Exercise: Output the material below unchanged, apart from leaving out the pictures.

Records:

begin

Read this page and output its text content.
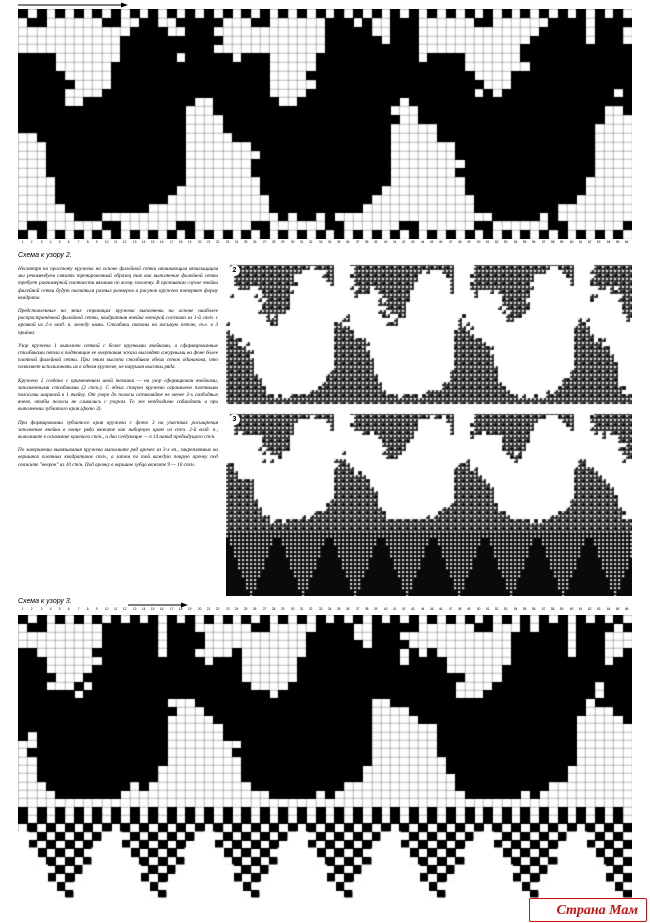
1 2 3 4 5 6 7 8 9 10 11 12 13 14 15 16 17 18 19 20 21 22 23 24 25 26 27 28 29 30 31 32 33 34 35 36 37 38 39 40 41 42 43 44 45 46 47 48 49 50 51 52 53 54 55 56 57 58 59 60 61 62 63 64 65 66
Схема к узору 2.

Несмотря на простоту кружева на основе филейной сетки начинающим вязальщицам мы рекомендуем связать тренировочный образец так как выполнение филейной сетки требует равномерной плотности вязания по всему полотну. В противном случае ячейки филейной сетки будут оказаться разных размеров и рисунок кружева потеряет форму квадрата.

Представленные на этих страницах кружева выполнены на основе наиболее распространённой филейной сетки, квадратная ячейка которой состоит из 1-й ст/н. с арочкой из 2-х возд. п. между ними. Столбики связаны на восьмую петлю, т.е. в 3 приёма.

Узор кружева 1 выполнен сеткой с более крупными ячейками, а сформированные столбиками петли в подтоящие ее очертания эскиза выглядят ажурными на фоне более плотной филейной сетки. При этом высота столбиков обеих сеток одинакова, что позволяет использовать их в одном кружеве, не нарушая высоты ряда.

Кружево 2 создано с применением иной техники — на узор сформирован ячейками, заполненными столбиками (2 ст/н.). С обеих сторон кружево ограничено плотными полосами шириной в 1 ячейку. От узора до полосы оставляйте не менее 2-х свободных ячеек, чтобы полосы не сливались с узором. То же необходимо соблюдать и при выполнении зубчатого края (фото 3).

При формировании зубчатого края кружева с фото 3 на участках расширения заполнение ячейки в конце ряда вяжите как наборную краю из ст/н. 2-й возд. п., выполните в основание краевого ст/н., а два следующие — в 14 накид предыдущего ст/н.

По завершении вывязывания кружева выполните ряд арочек из 3-х вп., закрепляемых на вершинах плотных квадратиков ст/н., а затем по той каждую покрую арочку под свяжите "веерок" из 10 ст/н. Под арочку в вершине зубца вяжите 9 — 10 ст/н.

2
3
Схема к узору 3.
1 2 3 4 5 6 7 8 9 10 11 12 13 14 15 16 17 18 19 20 21 22 23 24 25 26 27 28 29 30 31 32 33 34 35 36 37 38 39 40 41 42 43 44 45 46 47 48 49 50 51 52 53 54 55 56 57 58 59 60 61 62 63 64 65 66
Страна Мам
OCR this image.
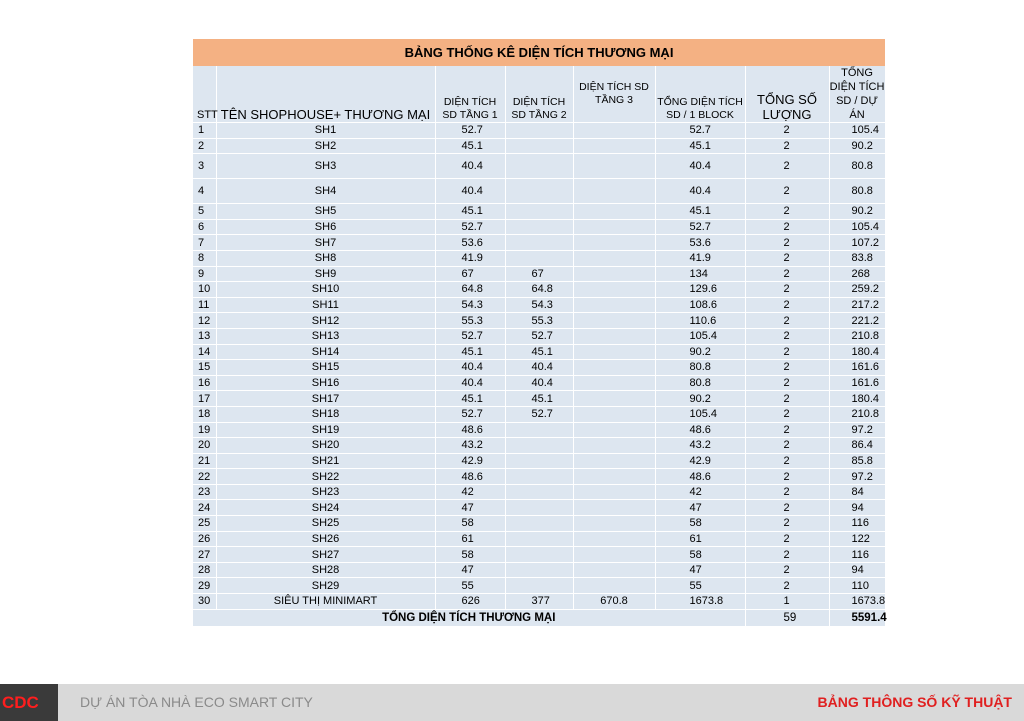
BẢNG THỐNG KÊ DIỆN TÍCH THƯƠNG MẠI
STT	TÊN SHOPHOUSE+ THƯƠNG MẠI	DIỆN TÍCH SD TẦNG 1	DIỆN TÍCH SD TẦNG 2	DIỆN TÍCH SD TẦNG 3	TỔNG DIỆN TÍCH SD / 1 BLOCK	TỔNG SỐ LƯỢNG	TỔNG DIỆN TÍCH SD / DỰ ÁN
1	SH1	52.7			52.7	2	105.4
2	SH2	45.1			45.1	2	90.2
3	SH3	40.4			40.4	2	80.8
4	SH4	40.4			40.4	2	80.8
5	SH5	45.1			45.1	2	90.2
6	SH6	52.7			52.7	2	105.4
7	SH7	53.6			53.6	2	107.2
8	SH8	41.9			41.9	2	83.8
9	SH9	67	67		134	2	268
10	SH10	64.8	64.8		129.6	2	259.2
11	SH11	54.3	54.3		108.6	2	217.2
12	SH12	55.3	55.3		110.6	2	221.2
13	SH13	52.7	52.7		105.4	2	210.8
14	SH14	45.1	45.1		90.2	2	180.4
15	SH15	40.4	40.4		80.8	2	161.6
16	SH16	40.4	40.4		80.8	2	161.6
17	SH17	45.1	45.1		90.2	2	180.4
18	SH18	52.7	52.7		105.4	2	210.8
19	SH19	48.6			48.6	2	97.2
20	SH20	43.2			43.2	2	86.4
21	SH21	42.9			42.9	2	85.8
22	SH22	48.6			48.6	2	97.2
23	SH23	42			42	2	84
24	SH24	47			47	2	94
25	SH25	58			58	2	116
26	SH26	61			61	2	122
27	SH27	58			58	2	116
28	SH28	47			47	2	94
29	SH29	55			55	2	110
30	SIÊU THỊ MINIMART	626	377	670.8	1673.8	1	1673.8
TỔNG DIỆN TÍCH THƯƠNG MẠI						59	5591.4
CDC	DỰ ÁN TÒA NHÀ ECO SMART CITY	BẢNG THÔNG SỐ KỸ THUẬT
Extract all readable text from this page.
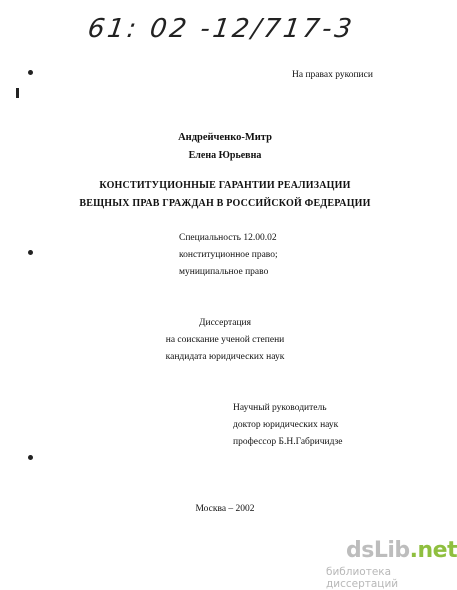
61: 02 -12/717-3
На правах рукописи
Андрейченко-Митр
Елена Юрьевна
КОНСТИТУЦИОННЫЕ ГАРАНТИИ РЕАЛИЗАЦИИ
ВЕЩНЫХ ПРАВ ГРАЖДАН В РОССИЙСКОЙ ФЕДЕРАЦИИ
Специальность 12.00.02
конституционное право;
муниципальное право
Диссертация
на соискание ученой степени
кандидата юридических наук
Научный руководитель
доктор юридических наук
профессор Б.Н.Габричидзе
Москва – 2002
dsLib.net
библиотека диссертаций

end

Answer below:
Read this page and output its text content.
1 2 3 4 5 6 7 8 9 10 11 12 13 14 15 16 17 18 19 20 21 22 23 24 25 26 27 28 29 30 31 32 33 34 35 36 37 38 39 40 41 42 43 44 45 46 47 48 49 50 51 52 53 54 55 56 57 58 59 60 61 62 63 64 65 66
Схема к узору 2.

Несмотря на простоту кружева на основе филейной сетки начинающим вязальщицам мы рекомендуем связать тренировочный образец так как выполнение филейной сетки требует равномерной плотности вязания по всему полотну. В противном случае ячейки филейной сетки будут оказаться разных размеров и рисунок кружева потеряет форму квадрата.

Представленные на этих страницах кружева выполнены на основе наиболее распространённой филейной сетки, квадратная ячейка которой состоит из 1-й ст/н. с арочкой из 2-х возд. п. между ними. Столбики связаны на восьмую петлю, т.е. в 3 приёма.

Узор кружева 1 выполнен сеткой с более крупными ячейками, а сформированные столбиками петли в подтоящие ее очертания эскиза выглядят ажурными на фоне более плотной филейной сетки. При этом высота столбиков обеих сеток одинакова, что позволяет использовать их в одном кружеве, не нарушая высоты ряда.

Кружево 2 создано с применением иной техники — на узор сформирован ячейками, заполненными столбиками (2 ст/н.). С обеих сторон кружево ограничено плотными полосами шириной в 1 ячейку. От узора до полосы оставляйте не менее 2-х свободных ячеек, чтобы полосы не сливались с узором. То же необходимо соблюдать и при выполнении зубчатого края (фото 3).

При формировании зубчатого края кружева с фото 3 на участках расширения заполнение ячейки в конце ряда вяжите как наборную краю из ст/н. 2-й возд. п., выполните в основание краевого ст/н., а два следующие — в 14 накид предыдущего ст/н.

По завершении вывязывания кружева выполните ряд арочек из 3-х вп., закрепляемых на вершинах плотных квадратиков ст/н., а затем по той каждую покрую арочку под свяжите "веерок" из 10 ст/н. Под арочку в вершине зубца вяжите 9 — 10 ст/н.

2
3
Схема к узору 3.
1 2 3 4 5 6 7 8 9 10 11 12 13 14 15 16 17 18 19 20 21 22 23 24 25 26 27 28 29 30 31 32 33 34 35 36 37 38 39 40 41 42 43 44 45 46 47 48 49 50 51 52 53 54 55 56 57 58 59 60 61 62 63 64 65 66
Страна Мам
OCR this image.
BẢNG THỐNG KÊ DIỆN TÍCH THƯƠNG MẠI
STT	TÊN SHOPHOUSE+ THƯƠNG MẠI	DIỆN TÍCH SD TẦNG 1	DIỆN TÍCH SD TẦNG 2	DIỆN TÍCH SD TẦNG 3	TỔNG DIỆN TÍCH SD / 1 BLOCK	TỔNG SỐ LƯỢNG	TỔNG DIỆN TÍCH SD / DỰ ÁN
1	SH1	52.7			52.7	2	105.4
2	SH2	45.1			45.1	2	90.2
3	SH3	40.4			40.4	2	80.8
4	SH4	40.4			40.4	2	80.8
5	SH5	45.1			45.1	2	90.2
6	SH6	52.7			52.7	2	105.4
7	SH7	53.6			53.6	2	107.2
8	SH8	41.9			41.9	2	83.8
9	SH9	67	67		134	2	268
10	SH10	64.8	64.8		129.6	2	259.2
11	SH11	54.3	54.3		108.6	2	217.2
12	SH12	55.3	55.3		110.6	2	221.2
13	SH13	52.7	52.7		105.4	2	210.8
14	SH14	45.1	45.1		90.2	2	180.4
15	SH15	40.4	40.4		80.8	2	161.6
16	SH16	40.4	40.4		80.8	2	161.6
17	SH17	45.1	45.1		90.2	2	180.4
18	SH18	52.7	52.7		105.4	2	210.8
19	SH19	48.6			48.6	2	97.2
20	SH20	43.2			43.2	2	86.4
21	SH21	42.9			42.9	2	85.8
22	SH22	48.6			48.6	2	97.2
23	SH23	42			42	2	84
24	SH24	47			47	2	94
25	SH25	58			58	2	116
26	SH26	61			61	2	122
27	SH27	58			58	2	116
28	SH28	47			47	2	94
29	SH29	55			55	2	110
30	SIÊU THỊ MINIMART	626	377	670.8	1673.8	1	1673.8
TỔNG DIỆN TÍCH THƯƠNG MẠI						59	5591.4
CDC	DỰ ÁN TÒA NHÀ ECO SMART CITY	BẢNG THÔNG SỐ KỸ THUẬT
Extract all readable text from this page.
61: 02 -12/717-3
На правах рукописи
Андрейченко-Митр
Елена Юрьевна
КОНСТИТУЦИОННЫЕ ГАРАНТИИ РЕАЛИЗАЦИИ
ВЕЩНЫХ ПРАВ ГРАЖДАН В РОССИЙСКОЙ ФЕДЕРАЦИИ
Специальность 12.00.02
конституционное право;
муниципальное право
Диссертация
на соискание ученой степени
кандидата юридических наук
Научный руководитель
доктор юридических наук
профессор Б.Н.Габричидзе
Москва – 2002
dsLib.net
библиотека диссертаций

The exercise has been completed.